### WHAT IS ASKED
State how many lines of the entries hold the string "Saving", and nothing more.

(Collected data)

☆ ☆ ☆

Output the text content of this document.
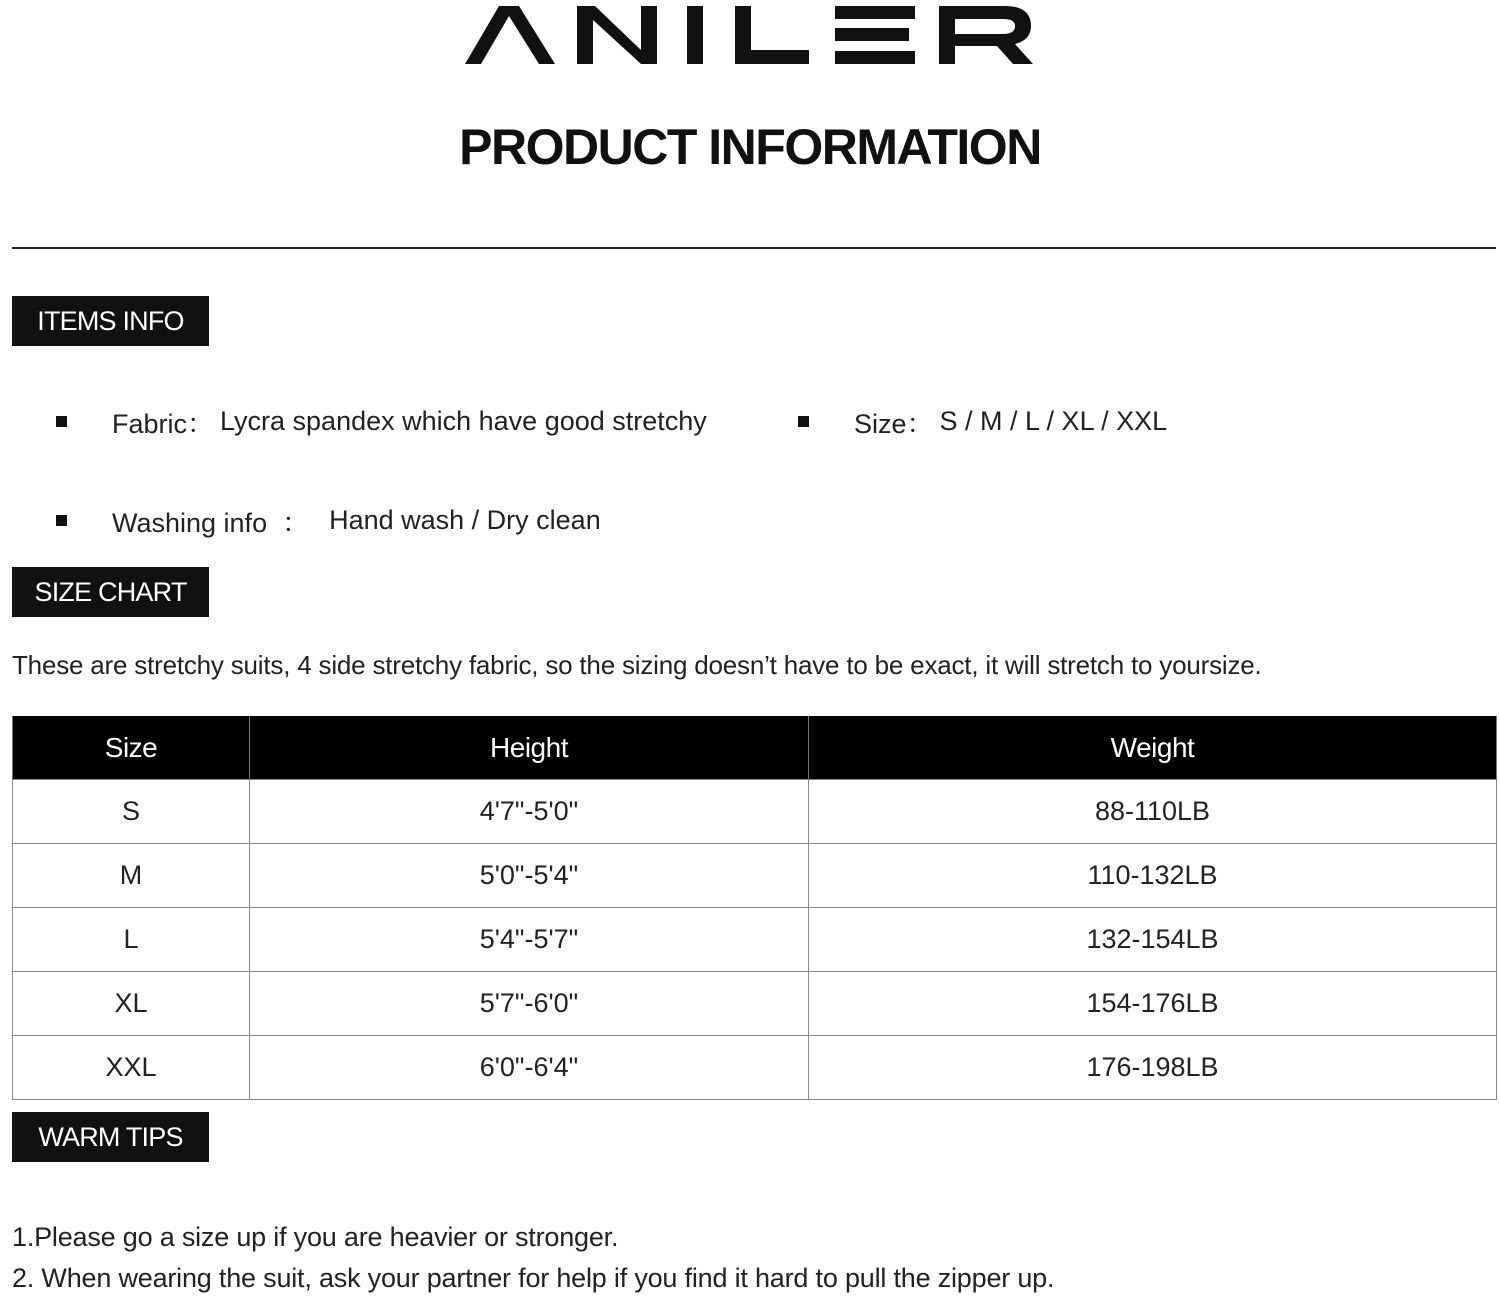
PRODUCT INFORMATION
ITEMS INFO
Fabric： Lycra spandex which have good stretchy	Size： S / M / L / XL / XXL
Washing info  ： Hand wash / Dry clean
SIZE CHART
These are stretchy suits, 4 side stretchy fabric, so the sizing doesn’t have to be exact, it will stretch to yoursize.
Size	Height	Weight
S	4'7"-5'0"	88-110LB
M	5'0"-5'4"	110-132LB
L	5'4"-5'7"	132-154LB
XL	5'7"-6'0"	154-176LB
XXL	6'0"-6'4"	176-198LB
WARM TIPS
1.Please go a size up if you are heavier or stronger.
2. When wearing the suit, ask your partner for help if you find it hard to pull the zipper up.
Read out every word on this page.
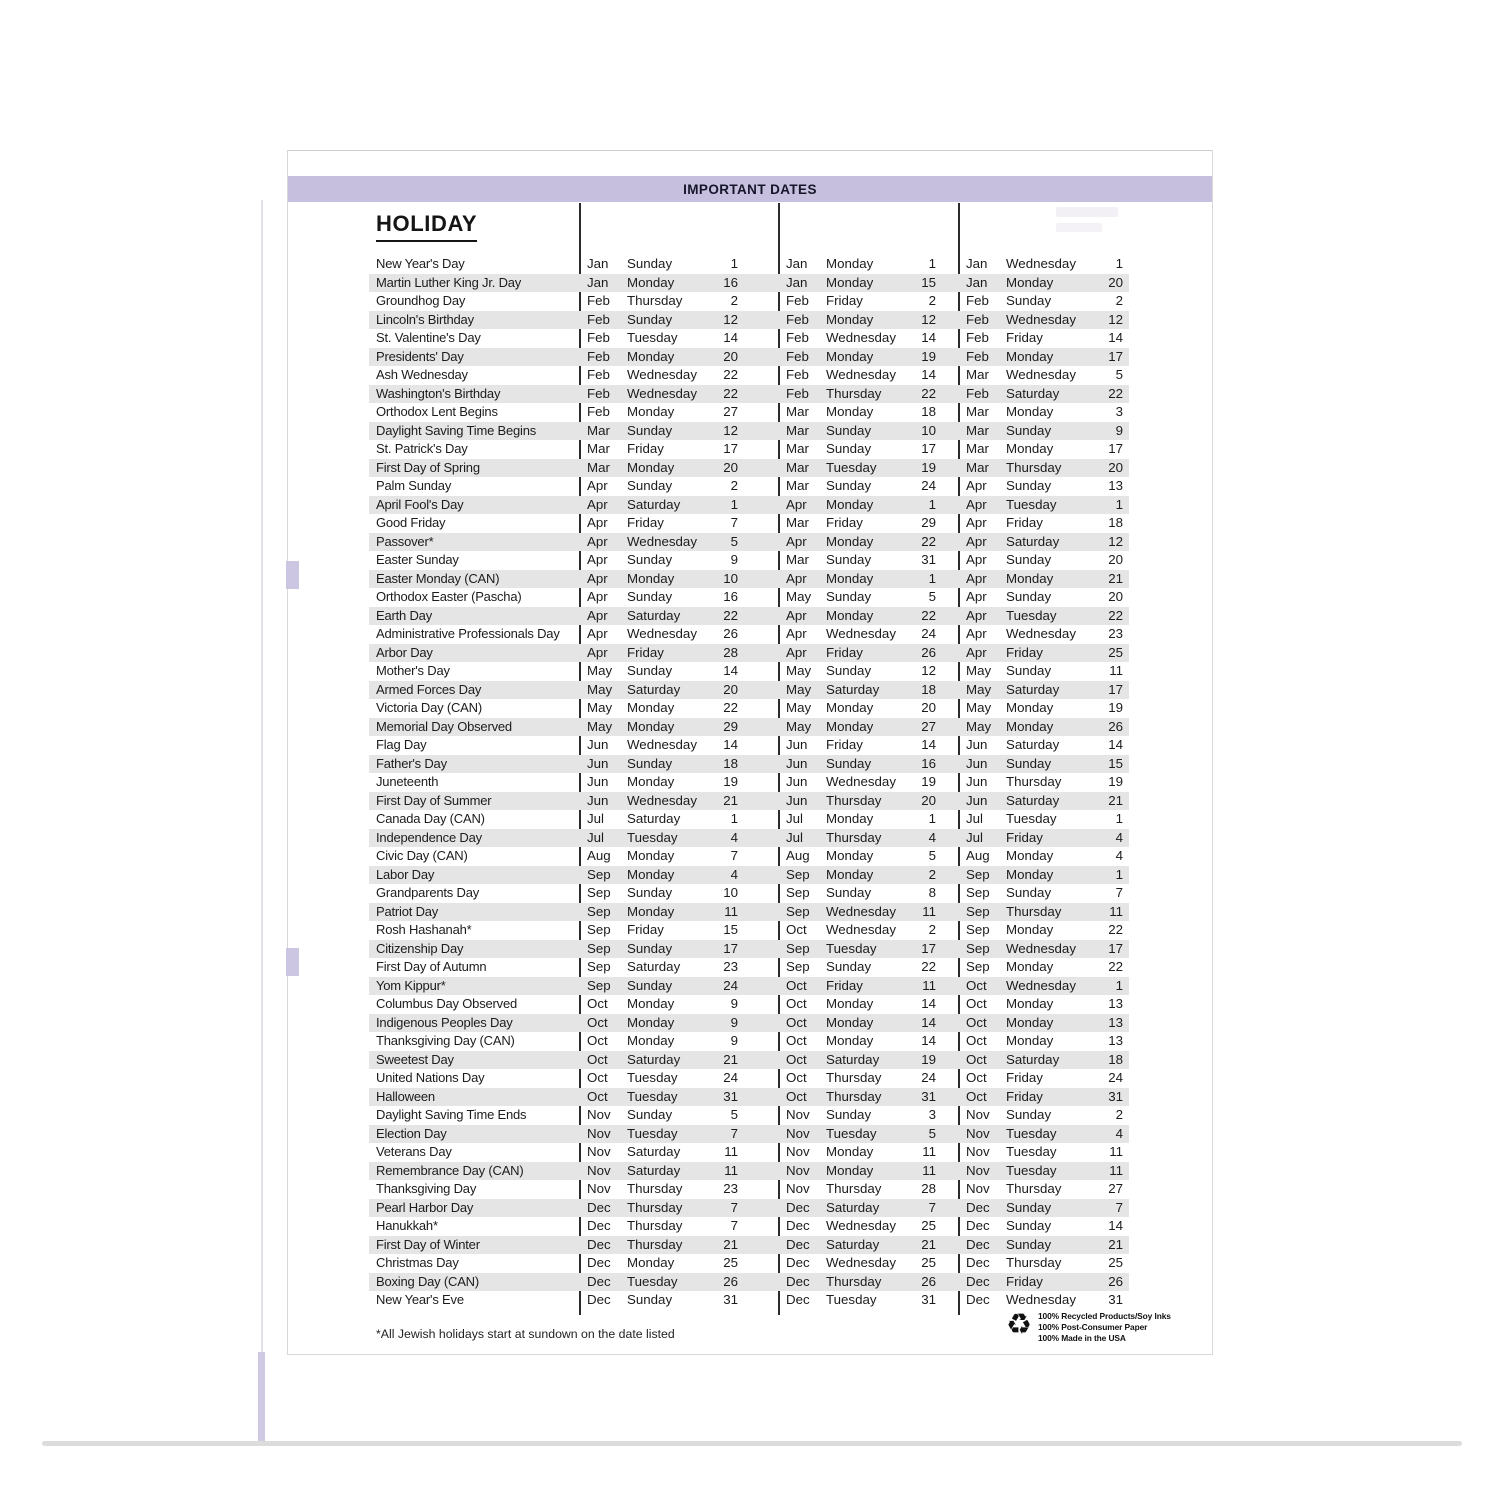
IMPORTANT DATES
HOLIDAY
New Year's Day	Jan	Sunday	1	Jan	Monday	1 Jan	Wednesday	1
Martin Luther King Jr. Day	Jan	Monday	16	Jan	Monday	15 Jan	Monday	20
Groundhog Day	Feb	Thursday	2	Feb	Friday	2 Feb	Sunday	2
Lincoln's Birthday	Feb	Sunday	12	Feb	Monday	12 Feb	Wednesday	12
St. Valentine's Day	Feb	Tuesday	14	Feb	Wednesday	14 Feb	Friday	14
Presidents' Day	Feb	Monday	20	Feb	Monday	19 Feb	Monday	17
Ash Wednesday	Feb	Wednesday	22	Feb	Wednesday	14 Mar	Wednesday	5
Washington's Birthday	Feb	Wednesday	22	Feb	Thursday	22 Feb	Saturday	22
Orthodox Lent Begins	Feb	Monday	27	Mar	Monday	18 Mar	Monday	3
Daylight Saving Time Begins	Mar	Sunday	12	Mar	Sunday	10 Mar	Sunday	9
St. Patrick's Day	Mar	Friday	17	Mar	Sunday	17 Mar	Monday	17
First Day of Spring	Mar	Monday	20	Mar	Tuesday	19 Mar	Thursday	20
Palm Sunday	Apr	Sunday	2	Mar	Sunday	24 Apr	Sunday	13
April Fool's Day	Apr	Saturday	1	Apr	Monday	1 Apr	Tuesday	1
Good Friday	Apr	Friday	7	Mar	Friday	29 Apr	Friday	18
Passover*	Apr	Wednesday	5	Apr	Monday	22 Apr	Saturday	12
Easter Sunday	Apr	Sunday	9	Mar	Sunday	31 Apr	Sunday	20
Easter Monday (CAN)	Apr	Monday	10	Apr	Monday	1 Apr	Monday	21
Orthodox Easter (Pascha)	Apr	Sunday	16	May	Sunday	5 Apr	Sunday	20
Earth Day	Apr	Saturday	22	Apr	Monday	22 Apr	Tuesday	22
Administrative Professionals Day	Apr	Wednesday	26	Apr	Wednesday	24 Apr	Wednesday	23
Arbor Day	Apr	Friday	28	Apr	Friday	26 Apr	Friday	25
Mother's Day	May	Sunday	14	May	Sunday	12 May	Sunday	11
Armed Forces Day	May	Saturday	20	May	Saturday	18 May	Saturday	17
Victoria Day (CAN)	May	Monday	22	May	Monday	20 May	Monday	19
Memorial Day Observed	May	Monday	29	May	Monday	27 May	Monday	26
Flag Day	Jun	Wednesday	14	Jun	Friday	14 Jun	Saturday	14
Father's Day	Jun	Sunday	18	Jun	Sunday	16 Jun	Sunday	15
Juneteenth	Jun	Monday	19	Jun	Wednesday	19 Jun	Thursday	19
First Day of Summer	Jun	Wednesday	21	Jun	Thursday	20 Jun	Saturday	21
Canada Day (CAN)	Jul	Saturday	1	Jul	Monday	1 Jul	Tuesday	1
Independence Day	Jul	Tuesday	4	Jul	Thursday	4 Jul	Friday	4
Civic Day (CAN)	Aug	Monday	7	Aug	Monday	5 Aug	Monday	4
Labor Day	Sep	Monday	4	Sep	Monday	2 Sep	Monday	1
Grandparents Day	Sep	Sunday	10	Sep	Sunday	8 Sep	Sunday	7
Patriot Day	Sep	Monday	11	Sep	Wednesday	11 Sep	Thursday	11
Rosh Hashanah*	Sep	Friday	15	Oct	Wednesday	2 Sep	Monday	22
Citizenship Day	Sep	Sunday	17	Sep	Tuesday	17 Sep	Wednesday	17
First Day of Autumn	Sep	Saturday	23	Sep	Sunday	22 Sep	Monday	22
Yom Kippur*	Sep	Sunday	24	Oct	Friday	11 Oct	Wednesday	1
Columbus Day Observed	Oct	Monday	9	Oct	Monday	14 Oct	Monday	13
Indigenous Peoples Day	Oct	Monday	9	Oct	Monday	14 Oct	Monday	13
Thanksgiving Day (CAN)	Oct	Monday	9	Oct	Monday	14 Oct	Monday	13
Sweetest Day	Oct	Saturday	21	Oct	Saturday	19 Oct	Saturday	18
United Nations Day	Oct	Tuesday	24	Oct	Thursday	24 Oct	Friday	24
Halloween	Oct	Tuesday	31	Oct	Thursday	31 Oct	Friday	31
Daylight Saving Time Ends	Nov	Sunday	5	Nov	Sunday	3 Nov	Sunday	2
Election Day	Nov	Tuesday	7	Nov	Tuesday	5 Nov	Tuesday	4
Veterans Day	Nov	Saturday	11	Nov	Monday	11 Nov	Tuesday	11
Remembrance Day (CAN)	Nov	Saturday	11	Nov	Monday	11 Nov	Tuesday	11
Thanksgiving Day	Nov	Thursday	23	Nov	Thursday	28 Nov	Thursday	27
Pearl Harbor Day	Dec	Thursday	7	Dec	Saturday	7 Dec	Sunday	7
Hanukkah*	Dec	Thursday	7	Dec	Wednesday	25 Dec	Sunday	14
First Day of Winter	Dec	Thursday	21	Dec	Saturday	21 Dec	Sunday	21
Christmas Day	Dec	Monday	25	Dec	Wednesday	25 Dec	Thursday	25
Boxing Day (CAN)	Dec	Tuesday	26	Dec	Thursday	26 Dec	Friday	26
New Year's Eve	Dec	Sunday	31	Dec	Tuesday	31 Dec	Wednesday	31
*All Jewish holidays start at sundown on the date listed	♻ 100% Recycled Products/Soy Inks
100% Post-Consumer Paper
100% Made in the USA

☆ ☆ ☆

### WRITTEN SOLUTION
2